══ Dataset records
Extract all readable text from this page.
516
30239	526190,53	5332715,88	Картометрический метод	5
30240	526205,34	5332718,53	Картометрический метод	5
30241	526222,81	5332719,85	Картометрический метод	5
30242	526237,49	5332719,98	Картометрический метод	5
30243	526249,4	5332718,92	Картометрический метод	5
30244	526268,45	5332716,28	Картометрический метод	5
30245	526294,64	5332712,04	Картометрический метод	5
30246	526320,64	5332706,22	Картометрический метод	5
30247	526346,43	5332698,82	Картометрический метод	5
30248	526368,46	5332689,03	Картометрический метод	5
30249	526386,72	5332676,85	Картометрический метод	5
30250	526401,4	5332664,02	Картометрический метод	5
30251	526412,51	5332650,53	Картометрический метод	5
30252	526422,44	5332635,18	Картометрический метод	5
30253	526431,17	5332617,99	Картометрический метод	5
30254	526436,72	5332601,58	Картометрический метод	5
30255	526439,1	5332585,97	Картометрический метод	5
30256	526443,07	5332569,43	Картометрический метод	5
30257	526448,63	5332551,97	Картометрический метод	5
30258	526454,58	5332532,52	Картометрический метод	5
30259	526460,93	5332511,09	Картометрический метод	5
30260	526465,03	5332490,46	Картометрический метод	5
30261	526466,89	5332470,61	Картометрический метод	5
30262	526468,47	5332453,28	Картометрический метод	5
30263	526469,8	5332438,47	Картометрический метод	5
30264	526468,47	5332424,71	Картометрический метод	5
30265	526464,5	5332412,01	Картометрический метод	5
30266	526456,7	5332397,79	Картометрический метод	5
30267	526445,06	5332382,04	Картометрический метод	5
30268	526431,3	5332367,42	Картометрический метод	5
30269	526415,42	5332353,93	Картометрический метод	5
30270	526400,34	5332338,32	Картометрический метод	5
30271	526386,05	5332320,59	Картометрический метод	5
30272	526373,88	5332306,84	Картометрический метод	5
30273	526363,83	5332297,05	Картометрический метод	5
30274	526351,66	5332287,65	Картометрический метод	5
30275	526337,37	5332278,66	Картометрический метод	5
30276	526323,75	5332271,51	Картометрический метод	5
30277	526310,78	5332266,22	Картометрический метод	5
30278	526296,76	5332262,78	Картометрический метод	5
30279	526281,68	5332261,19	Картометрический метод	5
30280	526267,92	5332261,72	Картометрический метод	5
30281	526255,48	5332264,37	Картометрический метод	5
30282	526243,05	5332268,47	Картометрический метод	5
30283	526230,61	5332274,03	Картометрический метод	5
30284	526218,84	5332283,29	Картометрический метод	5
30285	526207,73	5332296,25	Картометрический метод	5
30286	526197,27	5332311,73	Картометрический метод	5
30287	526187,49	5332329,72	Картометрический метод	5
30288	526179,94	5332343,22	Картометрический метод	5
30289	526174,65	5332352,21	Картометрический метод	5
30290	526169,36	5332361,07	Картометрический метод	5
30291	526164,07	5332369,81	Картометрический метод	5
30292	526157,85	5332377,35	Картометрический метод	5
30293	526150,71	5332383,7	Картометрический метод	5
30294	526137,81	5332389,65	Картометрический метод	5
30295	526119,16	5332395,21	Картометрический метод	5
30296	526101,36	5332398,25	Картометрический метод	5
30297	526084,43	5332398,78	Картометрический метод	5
════
### What to work on
Reproduce each record exactly, leaving nothing out.

### Worked solution
Extract all readable text from this page.
516
30239	526190,53	5332715,88	Картометрический метод	5
30240	526205,34	5332718,53	Картометрический метод	5
30241	526222,81	5332719,85	Картометрический метод	5
30242	526237,49	5332719,98	Картометрический метод	5
30243	526249,4	5332718,92	Картометрический метод	5
30244	526268,45	5332716,28	Картометрический метод	5
30245	526294,64	5332712,04	Картометрический метод	5
30246	526320,64	5332706,22	Картометрический метод	5
30247	526346,43	5332698,82	Картометрический метод	5
30248	526368,46	5332689,03	Картометрический метод	5
30249	526386,72	5332676,85	Картометрический метод	5
30250	526401,4	5332664,02	Картометрический метод	5
30251	526412,51	5332650,53	Картометрический метод	5
30252	526422,44	5332635,18	Картометрический метод	5
30253	526431,17	5332617,99	Картометрический метод	5
30254	526436,72	5332601,58	Картометрический метод	5
30255	526439,1	5332585,97	Картометрический метод	5
30256	526443,07	5332569,43	Картометрический метод	5
30257	526448,63	5332551,97	Картометрический метод	5
30258	526454,58	5332532,52	Картометрический метод	5
30259	526460,93	5332511,09	Картометрический метод	5
30260	526465,03	5332490,46	Картометрический метод	5
30261	526466,89	5332470,61	Картометрический метод	5
30262	526468,47	5332453,28	Картометрический метод	5
30263	526469,8	5332438,47	Картометрический метод	5
30264	526468,47	5332424,71	Картометрический метод	5
30265	526464,5	5332412,01	Картометрический метод	5
30266	526456,7	5332397,79	Картометрический метод	5
30267	526445,06	5332382,04	Картометрический метод	5
30268	526431,3	5332367,42	Картометрический метод	5
30269	526415,42	5332353,93	Картометрический метод	5
30270	526400,34	5332338,32	Картометрический метод	5
30271	526386,05	5332320,59	Картометрический метод	5
30272	526373,88	5332306,84	Картометрический метод	5
30273	526363,83	5332297,05	Картометрический метод	5
30274	526351,66	5332287,65	Картометрический метод	5
30275	526337,37	5332278,66	Картометрический метод	5
30276	526323,75	5332271,51	Картометрический метод	5
30277	526310,78	5332266,22	Картометрический метод	5
30278	526296,76	5332262,78	Картометрический метод	5
30279	526281,68	5332261,19	Картометрический метод	5
30280	526267,92	5332261,72	Картометрический метод	5
30281	526255,48	5332264,37	Картометрический метод	5
30282	526243,05	5332268,47	Картометрический метод	5
30283	526230,61	5332274,03	Картометрический метод	5
30284	526218,84	5332283,29	Картометрический метод	5
30285	526207,73	5332296,25	Картометрический метод	5
30286	526197,27	5332311,73	Картометрический метод	5
30287	526187,49	5332329,72	Картометрический метод	5
30288	526179,94	5332343,22	Картометрический метод	5
30289	526174,65	5332352,21	Картометрический метод	5
30290	526169,36	5332361,07	Картометрический метод	5
30291	526164,07	5332369,81	Картометрический метод	5
30292	526157,85	5332377,35	Картометрический метод	5
30293	526150,71	5332383,7	Картометрический метод	5
30294	526137,81	5332389,65	Картометрический метод	5
30295	526119,16	5332395,21	Картометрический метод	5
30296	526101,36	5332398,25	Картометрический метод	5
30297	526084,43	5332398,78	Картометрический метод	5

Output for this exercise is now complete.